## BEGIN Stored rows

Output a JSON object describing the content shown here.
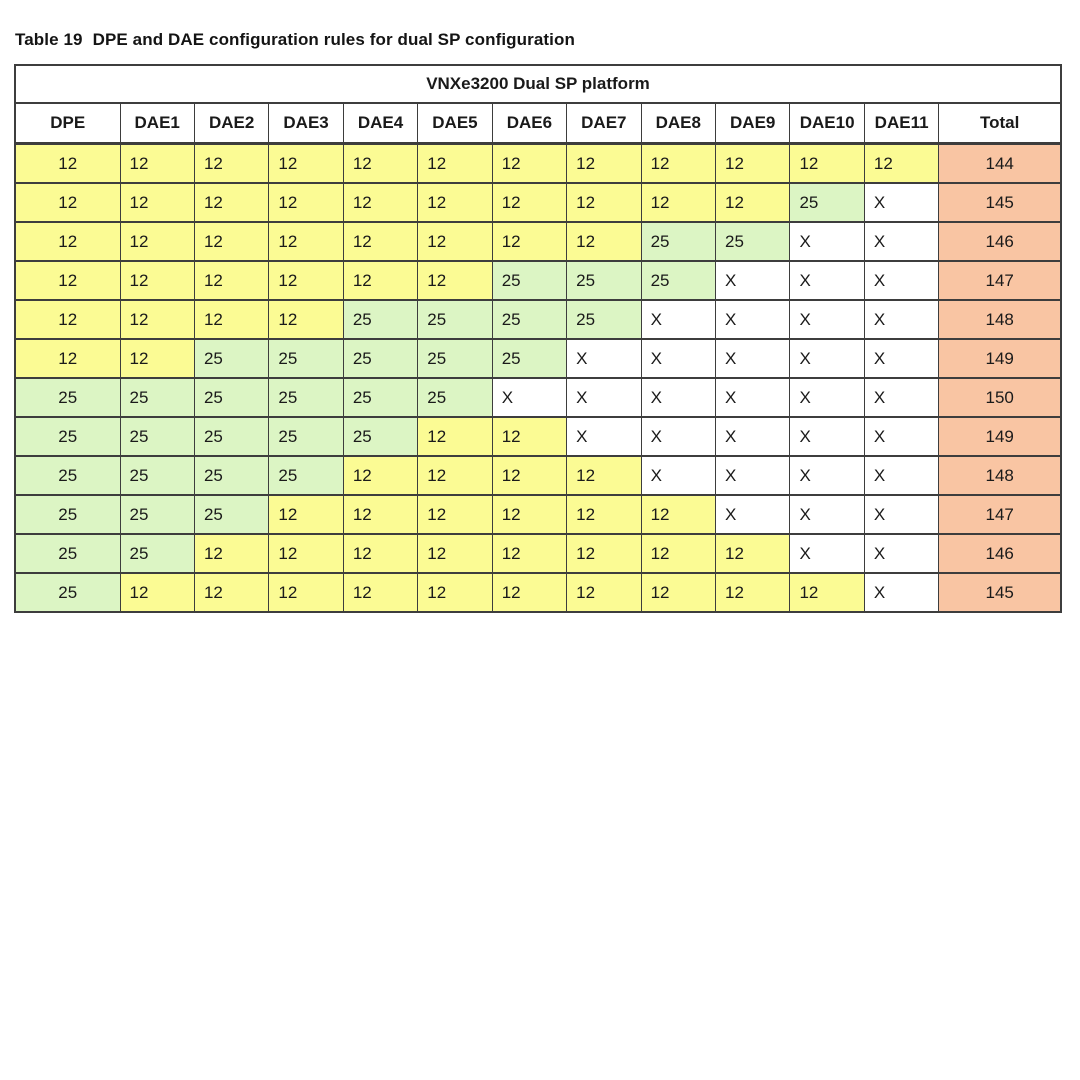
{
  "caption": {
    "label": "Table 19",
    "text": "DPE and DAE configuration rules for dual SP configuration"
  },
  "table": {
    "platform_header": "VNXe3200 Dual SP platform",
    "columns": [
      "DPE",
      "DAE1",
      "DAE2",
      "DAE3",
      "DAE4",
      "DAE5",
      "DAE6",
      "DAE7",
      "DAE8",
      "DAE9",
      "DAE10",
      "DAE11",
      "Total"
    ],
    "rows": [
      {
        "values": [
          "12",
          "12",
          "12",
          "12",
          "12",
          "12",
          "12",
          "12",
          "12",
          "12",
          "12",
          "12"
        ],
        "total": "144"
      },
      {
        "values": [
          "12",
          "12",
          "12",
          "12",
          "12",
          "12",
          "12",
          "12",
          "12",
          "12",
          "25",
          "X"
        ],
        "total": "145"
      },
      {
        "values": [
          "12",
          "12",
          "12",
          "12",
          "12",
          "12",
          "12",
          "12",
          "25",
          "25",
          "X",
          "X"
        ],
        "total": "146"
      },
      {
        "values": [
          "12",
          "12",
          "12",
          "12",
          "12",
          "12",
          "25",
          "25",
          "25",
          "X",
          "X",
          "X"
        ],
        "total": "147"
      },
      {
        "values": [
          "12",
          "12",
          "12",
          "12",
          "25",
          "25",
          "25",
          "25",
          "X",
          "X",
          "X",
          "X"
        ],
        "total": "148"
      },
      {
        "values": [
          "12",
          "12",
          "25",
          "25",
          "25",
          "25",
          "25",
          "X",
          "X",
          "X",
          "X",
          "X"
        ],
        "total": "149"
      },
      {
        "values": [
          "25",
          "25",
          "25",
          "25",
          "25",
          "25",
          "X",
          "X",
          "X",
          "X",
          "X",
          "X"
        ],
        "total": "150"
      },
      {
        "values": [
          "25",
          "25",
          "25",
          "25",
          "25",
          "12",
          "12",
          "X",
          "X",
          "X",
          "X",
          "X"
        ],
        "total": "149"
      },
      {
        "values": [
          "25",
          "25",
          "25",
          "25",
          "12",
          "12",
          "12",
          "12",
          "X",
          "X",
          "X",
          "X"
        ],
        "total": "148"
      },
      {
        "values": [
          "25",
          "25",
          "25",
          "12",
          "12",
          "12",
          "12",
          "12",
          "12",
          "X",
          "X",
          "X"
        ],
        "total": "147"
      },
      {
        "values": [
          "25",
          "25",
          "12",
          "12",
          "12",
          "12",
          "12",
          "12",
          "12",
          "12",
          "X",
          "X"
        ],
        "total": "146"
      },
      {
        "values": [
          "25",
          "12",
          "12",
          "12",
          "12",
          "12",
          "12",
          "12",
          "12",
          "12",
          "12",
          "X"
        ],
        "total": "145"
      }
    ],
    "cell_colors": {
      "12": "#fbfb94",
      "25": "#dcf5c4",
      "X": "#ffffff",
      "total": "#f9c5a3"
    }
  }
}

## END Stored rows

> Work to complete:
Write out all the entries word for word, but skip any images.

> The output:
Output a JSON object describing the content shown here.
{
  "caption": {
    "label": "Table 19",
    "text": "DPE and DAE configuration rules for dual SP configuration"
  },
  "table": {
    "platform_header": "VNXe3200 Dual SP platform",
    "columns": [
      "DPE",
      "DAE1",
      "DAE2",
      "DAE3",
      "DAE4",
      "DAE5",
      "DAE6",
      "DAE7",
      "DAE8",
      "DAE9",
      "DAE10",
      "DAE11",
      "Total"
    ],
    "rows": [
      {
        "values": [
          "12",
          "12",
          "12",
          "12",
          "12",
          "12",
          "12",
          "12",
          "12",
          "12",
          "12",
          "12"
        ],
        "total": "144"
      },
      {
        "values": [
          "12",
          "12",
          "12",
          "12",
          "12",
          "12",
          "12",
          "12",
          "12",
          "12",
          "25",
          "X"
        ],
        "total": "145"
      },
      {
        "values": [
          "12",
          "12",
          "12",
          "12",
          "12",
          "12",
          "12",
          "12",
          "25",
          "25",
          "X",
          "X"
        ],
        "total": "146"
      },
      {
        "values": [
          "12",
          "12",
          "12",
          "12",
          "12",
          "12",
          "25",
          "25",
          "25",
          "X",
          "X",
          "X"
        ],
        "total": "147"
      },
      {
        "values": [
          "12",
          "12",
          "12",
          "12",
          "25",
          "25",
          "25",
          "25",
          "X",
          "X",
          "X",
          "X"
        ],
        "total": "148"
      },
      {
        "values": [
          "12",
          "12",
          "25",
          "25",
          "25",
          "25",
          "25",
          "X",
          "X",
          "X",
          "X",
          "X"
        ],
        "total": "149"
      },
      {
        "values": [
          "25",
          "25",
          "25",
          "25",
          "25",
          "25",
          "X",
          "X",
          "X",
          "X",
          "X",
          "X"
        ],
        "total": "150"
      },
      {
        "values": [
          "25",
          "25",
          "25",
          "25",
          "25",
          "12",
          "12",
          "X",
          "X",
          "X",
          "X",
          "X"
        ],
        "total": "149"
      },
      {
        "values": [
          "25",
          "25",
          "25",
          "25",
          "12",
          "12",
          "12",
          "12",
          "X",
          "X",
          "X",
          "X"
        ],
        "total": "148"
      },
      {
        "values": [
          "25",
          "25",
          "25",
          "12",
          "12",
          "12",
          "12",
          "12",
          "12",
          "X",
          "X",
          "X"
        ],
        "total": "147"
      },
      {
        "values": [
          "25",
          "25",
          "12",
          "12",
          "12",
          "12",
          "12",
          "12",
          "12",
          "12",
          "X",
          "X"
        ],
        "total": "146"
      },
      {
        "values": [
          "25",
          "12",
          "12",
          "12",
          "12",
          "12",
          "12",
          "12",
          "12",
          "12",
          "12",
          "X"
        ],
        "total": "145"
      }
    ],
    "cell_colors": {
      "12": "#fbfb94",
      "25": "#dcf5c4",
      "X": "#ffffff",
      "total": "#f9c5a3"
    }
  }
}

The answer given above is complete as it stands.